#### [MATERIAL]
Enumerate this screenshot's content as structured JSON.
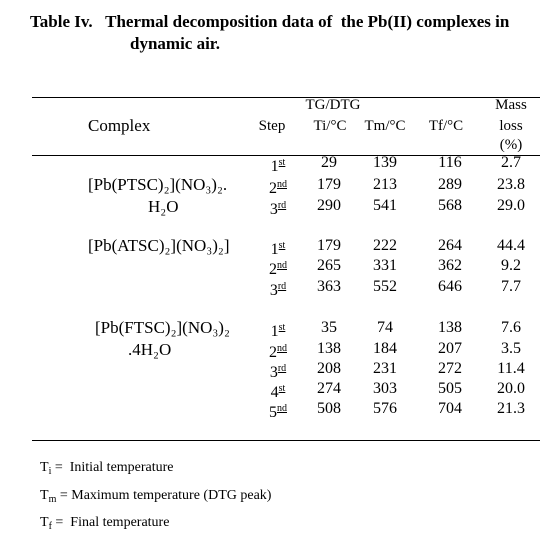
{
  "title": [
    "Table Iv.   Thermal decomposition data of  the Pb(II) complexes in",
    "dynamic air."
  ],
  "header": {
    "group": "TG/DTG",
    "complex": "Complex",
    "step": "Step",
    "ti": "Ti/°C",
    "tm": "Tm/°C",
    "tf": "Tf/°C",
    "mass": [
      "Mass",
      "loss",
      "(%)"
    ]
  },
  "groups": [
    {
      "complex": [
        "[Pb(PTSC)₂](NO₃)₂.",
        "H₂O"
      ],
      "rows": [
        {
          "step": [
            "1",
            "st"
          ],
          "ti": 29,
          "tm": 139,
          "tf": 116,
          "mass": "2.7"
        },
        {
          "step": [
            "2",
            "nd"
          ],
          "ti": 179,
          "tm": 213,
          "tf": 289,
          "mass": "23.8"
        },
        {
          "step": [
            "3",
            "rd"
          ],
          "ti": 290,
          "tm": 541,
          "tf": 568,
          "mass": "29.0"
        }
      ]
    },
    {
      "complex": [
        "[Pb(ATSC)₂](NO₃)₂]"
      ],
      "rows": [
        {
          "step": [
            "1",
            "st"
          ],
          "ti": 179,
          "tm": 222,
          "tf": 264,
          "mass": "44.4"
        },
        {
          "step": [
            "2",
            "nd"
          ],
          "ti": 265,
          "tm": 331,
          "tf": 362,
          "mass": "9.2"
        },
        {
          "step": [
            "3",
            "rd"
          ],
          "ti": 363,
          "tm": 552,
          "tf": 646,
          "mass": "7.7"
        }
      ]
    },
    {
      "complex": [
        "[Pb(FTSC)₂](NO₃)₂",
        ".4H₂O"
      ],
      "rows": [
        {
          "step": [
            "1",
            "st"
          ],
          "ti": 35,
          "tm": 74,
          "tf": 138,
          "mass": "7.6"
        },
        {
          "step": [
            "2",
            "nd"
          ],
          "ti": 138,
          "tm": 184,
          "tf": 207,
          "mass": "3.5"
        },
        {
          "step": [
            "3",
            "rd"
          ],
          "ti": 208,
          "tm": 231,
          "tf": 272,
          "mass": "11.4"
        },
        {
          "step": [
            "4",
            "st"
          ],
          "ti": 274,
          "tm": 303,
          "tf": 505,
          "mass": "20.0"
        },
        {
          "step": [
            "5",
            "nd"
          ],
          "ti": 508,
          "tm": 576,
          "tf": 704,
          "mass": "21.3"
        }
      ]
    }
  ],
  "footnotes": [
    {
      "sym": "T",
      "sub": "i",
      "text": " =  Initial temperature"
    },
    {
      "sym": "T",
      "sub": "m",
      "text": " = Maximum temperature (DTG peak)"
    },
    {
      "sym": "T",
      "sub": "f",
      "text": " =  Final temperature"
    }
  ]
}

--

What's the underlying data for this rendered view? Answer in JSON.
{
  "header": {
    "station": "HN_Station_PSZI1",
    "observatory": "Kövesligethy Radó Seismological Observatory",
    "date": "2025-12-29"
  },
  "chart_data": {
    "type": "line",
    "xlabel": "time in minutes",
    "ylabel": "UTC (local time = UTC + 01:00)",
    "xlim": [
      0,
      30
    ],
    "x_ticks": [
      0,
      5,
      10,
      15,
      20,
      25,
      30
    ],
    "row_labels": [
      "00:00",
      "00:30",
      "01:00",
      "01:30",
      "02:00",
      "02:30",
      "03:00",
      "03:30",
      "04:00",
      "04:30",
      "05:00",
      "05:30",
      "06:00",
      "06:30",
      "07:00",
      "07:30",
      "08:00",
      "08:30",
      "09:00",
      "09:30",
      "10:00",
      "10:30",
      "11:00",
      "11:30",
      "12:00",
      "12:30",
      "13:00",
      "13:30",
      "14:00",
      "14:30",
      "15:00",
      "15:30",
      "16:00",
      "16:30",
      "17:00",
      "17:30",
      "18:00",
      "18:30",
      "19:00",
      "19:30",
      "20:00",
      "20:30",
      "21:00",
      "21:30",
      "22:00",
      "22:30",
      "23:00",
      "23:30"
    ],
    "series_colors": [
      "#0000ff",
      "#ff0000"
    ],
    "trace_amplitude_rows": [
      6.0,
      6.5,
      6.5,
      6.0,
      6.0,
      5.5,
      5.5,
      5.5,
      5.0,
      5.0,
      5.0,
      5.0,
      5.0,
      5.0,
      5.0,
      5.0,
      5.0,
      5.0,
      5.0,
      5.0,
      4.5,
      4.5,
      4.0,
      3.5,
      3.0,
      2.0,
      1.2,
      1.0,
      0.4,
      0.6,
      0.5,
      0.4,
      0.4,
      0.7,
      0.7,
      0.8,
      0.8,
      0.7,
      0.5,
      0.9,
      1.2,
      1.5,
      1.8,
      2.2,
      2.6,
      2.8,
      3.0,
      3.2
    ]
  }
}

==

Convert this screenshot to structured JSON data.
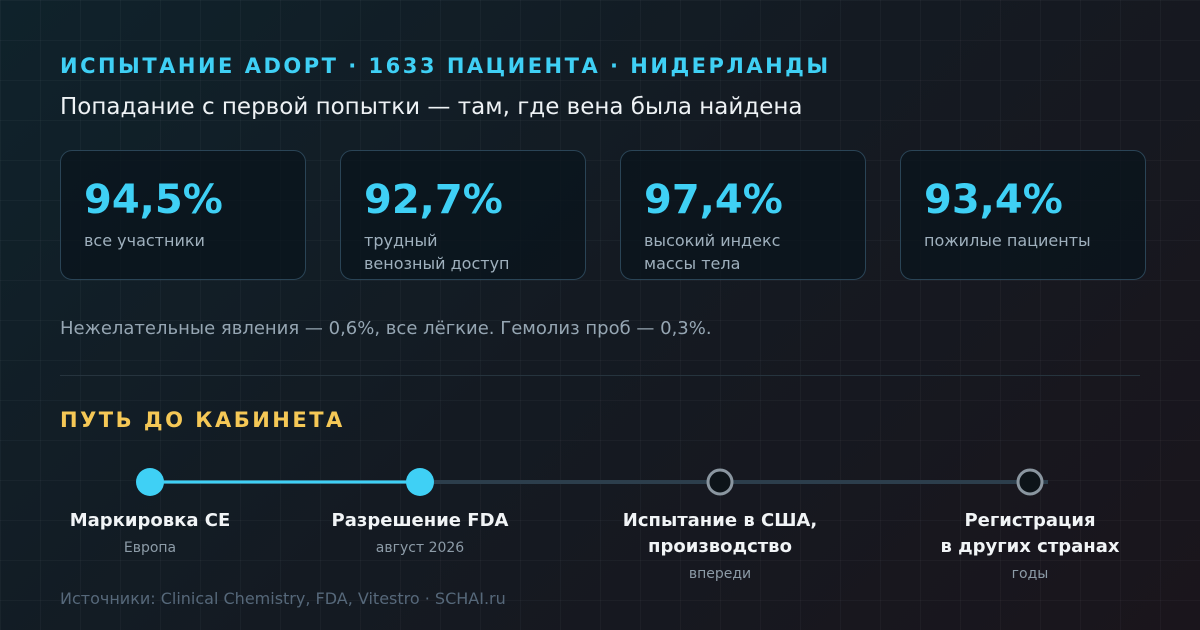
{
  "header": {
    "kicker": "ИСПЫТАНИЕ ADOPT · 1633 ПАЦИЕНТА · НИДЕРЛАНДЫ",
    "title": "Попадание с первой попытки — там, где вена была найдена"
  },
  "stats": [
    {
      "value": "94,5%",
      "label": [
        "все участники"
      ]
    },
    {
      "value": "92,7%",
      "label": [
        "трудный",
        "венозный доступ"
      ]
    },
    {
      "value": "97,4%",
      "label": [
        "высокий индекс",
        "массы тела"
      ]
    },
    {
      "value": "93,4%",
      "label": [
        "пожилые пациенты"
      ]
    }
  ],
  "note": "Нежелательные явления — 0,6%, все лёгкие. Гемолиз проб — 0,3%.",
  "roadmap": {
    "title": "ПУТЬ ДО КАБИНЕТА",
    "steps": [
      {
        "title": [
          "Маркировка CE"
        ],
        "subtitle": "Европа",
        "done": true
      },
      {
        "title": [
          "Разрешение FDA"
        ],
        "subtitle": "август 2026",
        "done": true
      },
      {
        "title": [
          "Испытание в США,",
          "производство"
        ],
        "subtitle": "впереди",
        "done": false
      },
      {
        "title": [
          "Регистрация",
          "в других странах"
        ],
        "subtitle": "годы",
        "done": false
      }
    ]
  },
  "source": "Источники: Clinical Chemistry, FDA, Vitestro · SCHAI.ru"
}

#### [PROBLEM DETAILS]
Tally how many lines in the material above hold the word "structured". Write only that number.

#### [TASK OUTPUT]
2